Reproduce the lines of the material exactly, excluding every image.

Dataset records:
_ _ _ _ _
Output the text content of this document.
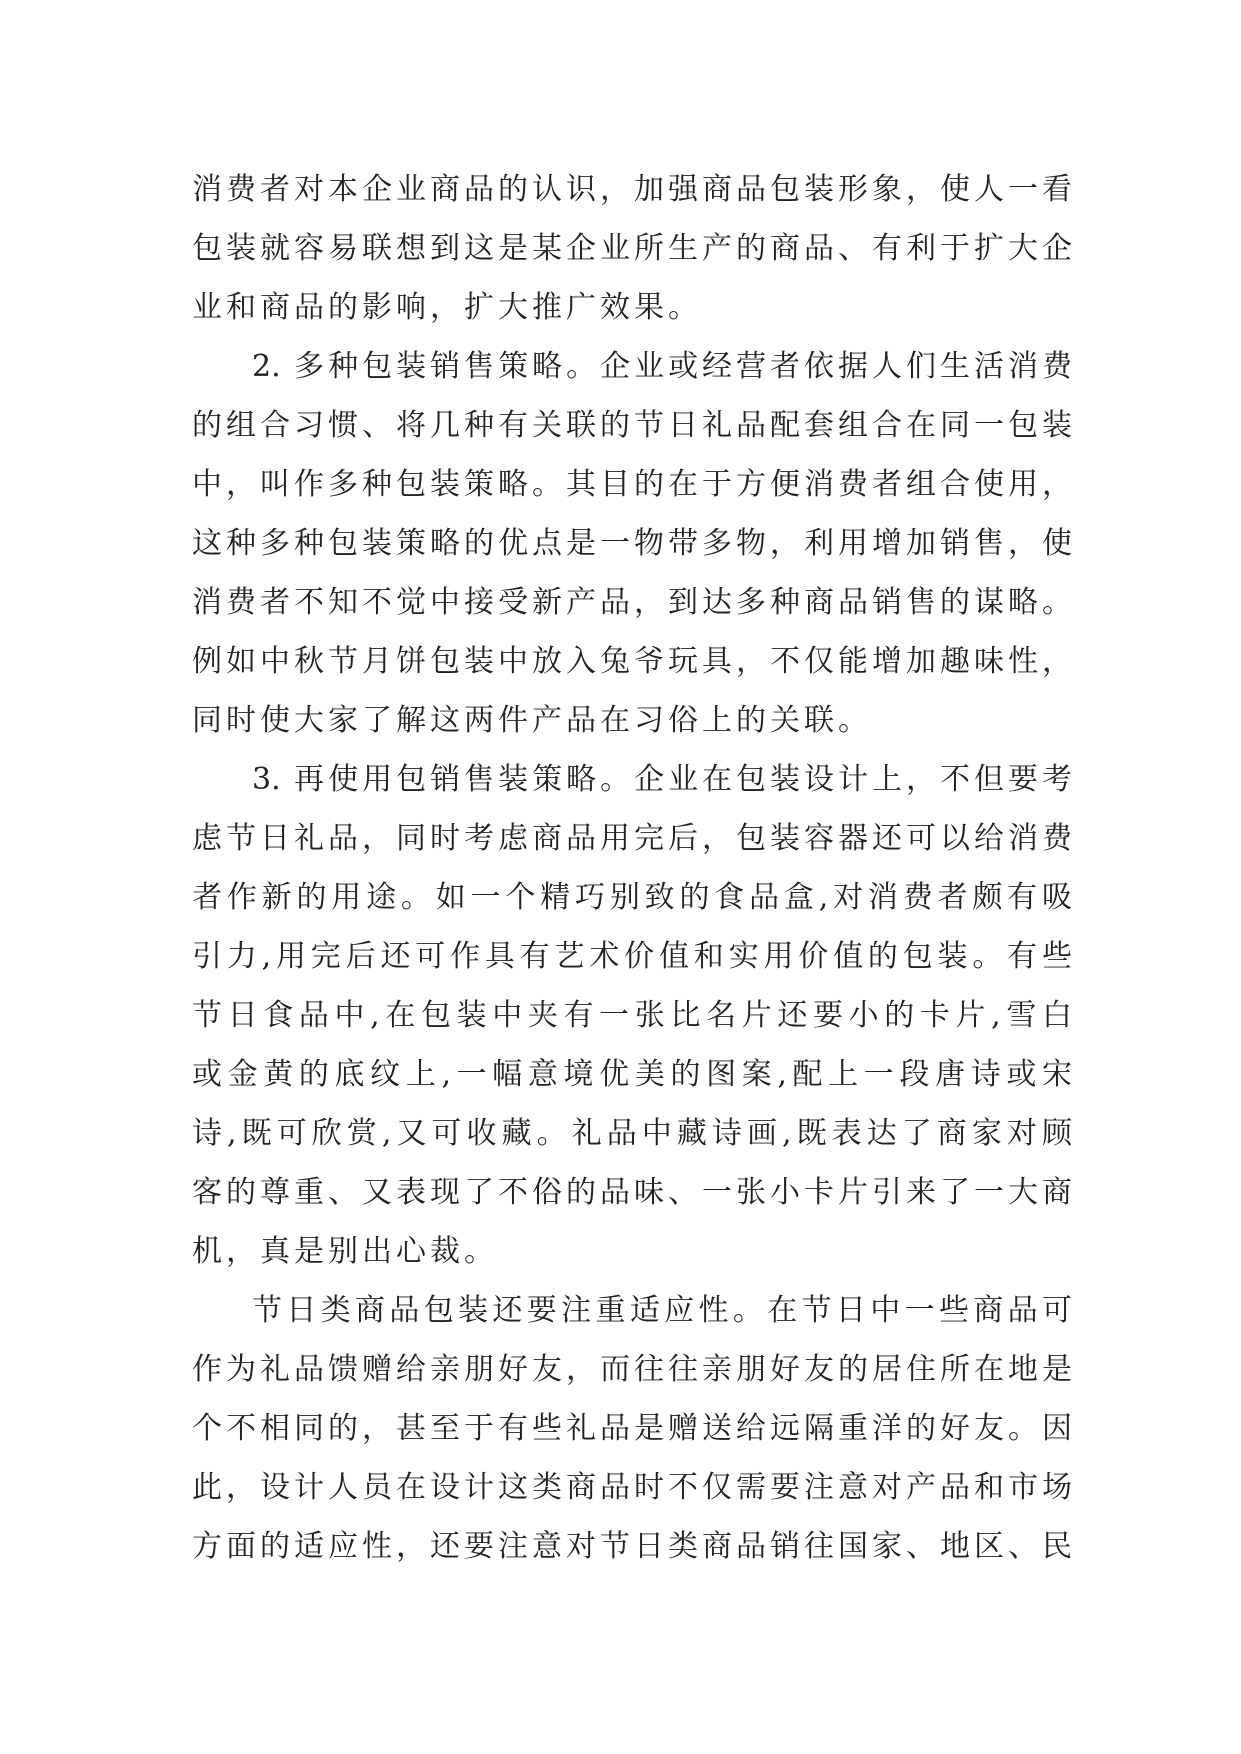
消费者对本企业商品的认识，加强商品包装形象，使人一看
包装就容易联想到这是某企业所生产的商品、有利于扩大企
业和商品的影响，扩大推广效果。
2. 多种包装销售策略。企业或经营者依据人们生活消费
的组合习惯、将几种有关联的节日礼品配套组合在同一包装
中，叫作多种包装策略。其目的在于方便消费者组合使用，
这种多种包装策略的优点是一物带多物，利用增加销售，使
消费者不知不觉中接受新产品，到达多种商品销售的谋略。
例如中秋节月饼包装中放入兔爷玩具，不仅能增加趣味性，
同时使大家了解这两件产品在习俗上的关联。
3. 再使用包销售装策略。企业在包装设计上，不但要考
虑节日礼品，同时考虑商品用完后，包装容器还可以给消费
者作新的用途。如一个精巧别致的食品盒,对消费者颇有吸
引力,用完后还可作具有艺术价值和实用价值的包装。有些
节日食品中,在包装中夹有一张比名片还要小的卡片,雪白
或金黄的底纹上,一幅意境优美的图案,配上一段唐诗或宋
诗,既可欣赏,又可收藏。礼品中藏诗画,既表达了商家对顾
客的尊重、又表现了不俗的品味、一张小卡片引来了一大商
机，真是别出心裁。
节日类商品包装还要注重适应性。在节日中一些商品可
作为礼品馈赠给亲朋好友，而往往亲朋好友的居住所在地是
个不相同的，甚至于有些礼品是赠送给远隔重洋的好友。因
此，设计人员在设计这类商品时不仅需要注意对产品和市场
方面的适应性，还要注意对节日类商品销往国家、地区、民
_ _ _ _ _
REPLY:
Output the text content of this document.
消费者对本企业商品的认识，加强商品包装形象，使人一看
包装就容易联想到这是某企业所生产的商品、有利于扩大企
业和商品的影响，扩大推广效果。
2. 多种包装销售策略。企业或经营者依据人们生活消费
的组合习惯、将几种有关联的节日礼品配套组合在同一包装
中，叫作多种包装策略。其目的在于方便消费者组合使用，
这种多种包装策略的优点是一物带多物，利用增加销售，使
消费者不知不觉中接受新产品，到达多种商品销售的谋略。
例如中秋节月饼包装中放入兔爷玩具，不仅能增加趣味性，
同时使大家了解这两件产品在习俗上的关联。
3. 再使用包销售装策略。企业在包装设计上，不但要考
虑节日礼品，同时考虑商品用完后，包装容器还可以给消费
者作新的用途。如一个精巧别致的食品盒,对消费者颇有吸
引力,用完后还可作具有艺术价值和实用价值的包装。有些
节日食品中,在包装中夹有一张比名片还要小的卡片,雪白
或金黄的底纹上,一幅意境优美的图案,配上一段唐诗或宋
诗,既可欣赏,又可收藏。礼品中藏诗画,既表达了商家对顾
客的尊重、又表现了不俗的品味、一张小卡片引来了一大商
机，真是别出心裁。
节日类商品包装还要注重适应性。在节日中一些商品可
作为礼品馈赠给亲朋好友，而往往亲朋好友的居住所在地是
个不相同的，甚至于有些礼品是赠送给远隔重洋的好友。因
此，设计人员在设计这类商品时不仅需要注意对产品和市场
方面的适应性，还要注意对节日类商品销往国家、地区、民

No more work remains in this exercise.